- [TEXT SHOWN]
----

Israel's recent April incursion into the Palestinian West Bank city of Jenin created an international uproar, arousing hostile public opinion not only in the Arab world but also among significant elements of the European population. The main agents of this unprecedented assault upon Israel's reputation were journalists, mainly, but not exclusively of Left political persuasion, U.N. officials and prominent human rights organizations, such as the New York based Human Rights Watch (HRW).

To understand the Israeli campaign, we must begin with the well known fact that Jenin's refugee camp had been one of the most active centers of Palestinian terrorism. It was here that Hamas, Islamic Jihad and the Al-Aqsa Martyr Brigade recruited and trained their followers; it was also here that these groups established their bomb factories, produced and distributed their lethal products to their agents and then dispatched them into Israel to perform their homicidal missions. In other words, by most measures there was a major large scale terrorist base housed within the Jenin refugee camp. Between January 1 and April 10, 2002, they were responsible for killing 36 and wounding 242 Israeli citizens. Perhaps most noteworthy was the March 29th mission of Jenin's Abed El-Bassat Odeh who blew himself up in a large Netanya hotel room filled with 200 Passover celebrants, killing 28 and wounding 159 -a genuine "massacre" by any definition.

On April 2, Israeli forces surrounded Jenin's refugee camp, and after repeatedly urging the departure of unarmed civilians, began a full scale assault which lasted for approximately ten days, and ended with the death of 28 Israeli reservists, the death or surrender of about 100 Palestinian fighters and the almost total destruction of a small part of the refugee camp.

Israel's military campaign was harshly criticized by Palestinian and Western human rights organizations, European journalists, and UN officials. Initially, the Israeli Defense Force (IDF) was accused of having "massacred" hundreds of Jenin residents. The claim was first voiced by Saeb Erakat, a high Palestinian Authority (PA) official, who told CNN on April 10 that the IDF had killed "more than 500 people". On April 12 he informed CNN that " a real massacre" had been committed and that 300 civilians had been buried in mass graves. This accusation was widely, and uncritically, reported in the European media and for a short time acquired the status of a self-evident truth. But when, within a few days, Erakat's accusation was exposed as fraudulent - despite their best efforts the PA could produce only 56 corpses - the IDF was then accused of having committed other, somewhat less heinous war crimes, such as willfully killing "innocent" civilians, using them as human shields and engaging in destruction lacking any military justification. While again originating from Palestinian sources, these charges were soon "verified" and then widely disseminated by HRW. As we shall demonstrate, however, even these claims turn out to be of dubious veracity.

----

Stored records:
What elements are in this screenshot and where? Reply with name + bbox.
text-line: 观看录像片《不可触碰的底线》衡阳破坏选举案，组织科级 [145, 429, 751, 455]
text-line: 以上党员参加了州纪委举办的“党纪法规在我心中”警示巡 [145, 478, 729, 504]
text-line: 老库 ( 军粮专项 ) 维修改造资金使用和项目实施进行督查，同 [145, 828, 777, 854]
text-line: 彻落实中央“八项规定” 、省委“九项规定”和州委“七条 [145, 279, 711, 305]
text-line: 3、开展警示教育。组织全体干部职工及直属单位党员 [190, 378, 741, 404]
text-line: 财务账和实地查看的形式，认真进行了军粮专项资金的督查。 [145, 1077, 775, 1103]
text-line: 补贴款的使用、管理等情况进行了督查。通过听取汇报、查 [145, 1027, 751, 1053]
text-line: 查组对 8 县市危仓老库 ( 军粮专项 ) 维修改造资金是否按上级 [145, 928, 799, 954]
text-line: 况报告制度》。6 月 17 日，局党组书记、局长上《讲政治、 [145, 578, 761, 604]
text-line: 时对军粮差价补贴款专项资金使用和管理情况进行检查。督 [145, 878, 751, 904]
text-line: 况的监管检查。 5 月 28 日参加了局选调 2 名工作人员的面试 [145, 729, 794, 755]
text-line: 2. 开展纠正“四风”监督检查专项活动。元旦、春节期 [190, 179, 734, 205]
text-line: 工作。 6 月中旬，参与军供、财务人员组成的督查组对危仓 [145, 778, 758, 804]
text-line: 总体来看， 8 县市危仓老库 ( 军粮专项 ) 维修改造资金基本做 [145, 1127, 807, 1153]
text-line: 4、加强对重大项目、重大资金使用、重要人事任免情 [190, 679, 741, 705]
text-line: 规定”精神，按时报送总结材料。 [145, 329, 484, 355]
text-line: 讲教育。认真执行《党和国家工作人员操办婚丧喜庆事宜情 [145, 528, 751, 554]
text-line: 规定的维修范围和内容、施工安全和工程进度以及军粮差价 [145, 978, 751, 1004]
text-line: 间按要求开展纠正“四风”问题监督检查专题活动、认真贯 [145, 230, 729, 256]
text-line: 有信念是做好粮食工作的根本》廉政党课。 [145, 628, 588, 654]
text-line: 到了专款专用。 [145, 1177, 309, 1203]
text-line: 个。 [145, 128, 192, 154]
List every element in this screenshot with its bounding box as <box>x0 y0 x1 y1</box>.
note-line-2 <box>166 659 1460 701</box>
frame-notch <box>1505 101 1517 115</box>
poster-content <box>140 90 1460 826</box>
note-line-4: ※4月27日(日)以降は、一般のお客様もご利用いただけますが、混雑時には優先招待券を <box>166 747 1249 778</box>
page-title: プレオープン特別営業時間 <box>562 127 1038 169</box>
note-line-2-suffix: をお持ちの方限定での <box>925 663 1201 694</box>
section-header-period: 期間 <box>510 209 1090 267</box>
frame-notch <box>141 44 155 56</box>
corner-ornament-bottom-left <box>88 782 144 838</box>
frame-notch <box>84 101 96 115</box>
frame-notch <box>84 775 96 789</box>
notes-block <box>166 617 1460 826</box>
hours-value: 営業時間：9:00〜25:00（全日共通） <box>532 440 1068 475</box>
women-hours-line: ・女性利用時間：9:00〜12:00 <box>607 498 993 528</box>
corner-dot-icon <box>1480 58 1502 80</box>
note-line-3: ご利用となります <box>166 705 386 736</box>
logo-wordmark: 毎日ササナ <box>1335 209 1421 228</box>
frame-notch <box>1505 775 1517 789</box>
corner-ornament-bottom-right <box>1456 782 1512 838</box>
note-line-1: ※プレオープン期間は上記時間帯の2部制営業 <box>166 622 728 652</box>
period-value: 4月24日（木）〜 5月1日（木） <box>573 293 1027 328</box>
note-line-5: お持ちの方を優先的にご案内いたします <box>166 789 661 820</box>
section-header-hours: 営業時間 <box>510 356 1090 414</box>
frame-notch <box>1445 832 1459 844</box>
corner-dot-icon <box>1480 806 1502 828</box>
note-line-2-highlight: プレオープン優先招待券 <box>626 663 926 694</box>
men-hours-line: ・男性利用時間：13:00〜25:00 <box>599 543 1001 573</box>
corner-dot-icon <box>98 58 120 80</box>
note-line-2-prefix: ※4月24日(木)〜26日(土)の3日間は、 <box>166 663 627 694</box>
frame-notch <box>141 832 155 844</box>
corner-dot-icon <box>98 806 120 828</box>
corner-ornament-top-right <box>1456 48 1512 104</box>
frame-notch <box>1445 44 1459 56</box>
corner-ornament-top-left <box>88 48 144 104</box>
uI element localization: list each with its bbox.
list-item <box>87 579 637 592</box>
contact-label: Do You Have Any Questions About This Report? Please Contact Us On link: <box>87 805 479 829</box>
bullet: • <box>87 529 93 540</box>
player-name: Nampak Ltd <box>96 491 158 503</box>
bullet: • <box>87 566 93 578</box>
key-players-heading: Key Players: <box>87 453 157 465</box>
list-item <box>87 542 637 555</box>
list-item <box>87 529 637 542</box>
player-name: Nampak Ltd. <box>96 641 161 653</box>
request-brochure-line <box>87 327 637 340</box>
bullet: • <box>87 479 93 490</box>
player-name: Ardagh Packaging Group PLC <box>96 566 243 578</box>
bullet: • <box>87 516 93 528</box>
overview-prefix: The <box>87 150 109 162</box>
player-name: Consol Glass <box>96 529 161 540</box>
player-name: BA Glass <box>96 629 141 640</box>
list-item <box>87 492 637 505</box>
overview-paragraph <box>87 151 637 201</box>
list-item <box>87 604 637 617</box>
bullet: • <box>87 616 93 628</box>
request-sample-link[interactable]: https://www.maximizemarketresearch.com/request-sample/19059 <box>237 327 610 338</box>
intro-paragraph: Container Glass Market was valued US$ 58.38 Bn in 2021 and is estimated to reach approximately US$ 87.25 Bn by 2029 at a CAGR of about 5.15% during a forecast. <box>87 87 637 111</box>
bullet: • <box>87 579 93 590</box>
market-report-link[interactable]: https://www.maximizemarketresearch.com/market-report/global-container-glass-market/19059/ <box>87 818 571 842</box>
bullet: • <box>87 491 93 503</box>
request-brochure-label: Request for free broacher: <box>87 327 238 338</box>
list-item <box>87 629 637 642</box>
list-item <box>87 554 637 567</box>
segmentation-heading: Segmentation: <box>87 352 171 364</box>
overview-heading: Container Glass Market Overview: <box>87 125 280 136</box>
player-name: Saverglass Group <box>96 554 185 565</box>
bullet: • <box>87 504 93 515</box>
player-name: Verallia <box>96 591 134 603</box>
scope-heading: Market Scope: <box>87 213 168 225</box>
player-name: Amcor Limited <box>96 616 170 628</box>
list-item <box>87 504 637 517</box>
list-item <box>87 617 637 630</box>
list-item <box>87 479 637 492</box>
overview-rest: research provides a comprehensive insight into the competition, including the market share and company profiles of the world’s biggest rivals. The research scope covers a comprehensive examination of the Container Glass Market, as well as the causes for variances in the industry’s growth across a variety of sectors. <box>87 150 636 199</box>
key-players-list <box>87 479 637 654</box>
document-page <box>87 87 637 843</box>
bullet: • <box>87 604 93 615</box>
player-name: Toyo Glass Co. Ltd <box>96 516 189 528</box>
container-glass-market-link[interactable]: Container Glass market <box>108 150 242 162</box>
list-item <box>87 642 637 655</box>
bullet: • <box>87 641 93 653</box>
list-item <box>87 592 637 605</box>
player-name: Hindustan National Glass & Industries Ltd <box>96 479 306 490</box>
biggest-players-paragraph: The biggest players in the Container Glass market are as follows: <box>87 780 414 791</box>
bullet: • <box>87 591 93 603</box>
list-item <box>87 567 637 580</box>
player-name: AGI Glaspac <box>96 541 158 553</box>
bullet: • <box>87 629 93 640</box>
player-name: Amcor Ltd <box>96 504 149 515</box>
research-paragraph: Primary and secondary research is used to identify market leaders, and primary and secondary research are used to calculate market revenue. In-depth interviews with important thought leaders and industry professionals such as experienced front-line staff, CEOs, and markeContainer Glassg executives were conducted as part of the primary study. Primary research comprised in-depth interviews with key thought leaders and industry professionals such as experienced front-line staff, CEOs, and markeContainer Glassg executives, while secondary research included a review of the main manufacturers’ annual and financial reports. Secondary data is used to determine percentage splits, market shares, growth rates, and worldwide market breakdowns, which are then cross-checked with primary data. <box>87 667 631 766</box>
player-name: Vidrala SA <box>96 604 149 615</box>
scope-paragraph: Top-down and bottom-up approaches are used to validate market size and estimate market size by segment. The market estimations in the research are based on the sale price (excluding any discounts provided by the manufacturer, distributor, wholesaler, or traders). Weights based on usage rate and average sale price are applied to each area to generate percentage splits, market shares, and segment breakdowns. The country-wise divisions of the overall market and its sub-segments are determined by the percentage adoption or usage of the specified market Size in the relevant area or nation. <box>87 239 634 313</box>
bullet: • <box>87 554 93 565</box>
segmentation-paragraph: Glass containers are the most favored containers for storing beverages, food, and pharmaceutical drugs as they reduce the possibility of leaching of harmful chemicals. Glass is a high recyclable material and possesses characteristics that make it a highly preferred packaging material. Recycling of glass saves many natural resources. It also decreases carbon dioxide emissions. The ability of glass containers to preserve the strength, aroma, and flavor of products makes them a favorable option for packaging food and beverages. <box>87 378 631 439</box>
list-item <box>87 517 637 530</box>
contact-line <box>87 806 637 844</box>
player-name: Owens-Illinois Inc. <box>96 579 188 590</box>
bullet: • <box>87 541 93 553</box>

----

- [INSTRUCTIONS TO FOLLOW]
Print the passage on the Jenin incursion from "On April 2, Israeli" to "the refugee camp.", keeping its wording unchanged.

- [THE COMPLETED TASK]
On April 2, Israeli forces surrounded Jenin's refugee camp, and after repeatedly urging the departure of unarmed civilians, began a full scale assault which lasted for approximately ten days, and ended with the death of 28 Israeli reservists, the death or surrender of about 100 Palestinian fighters and the almost total destruction of a small part of the refugee camp.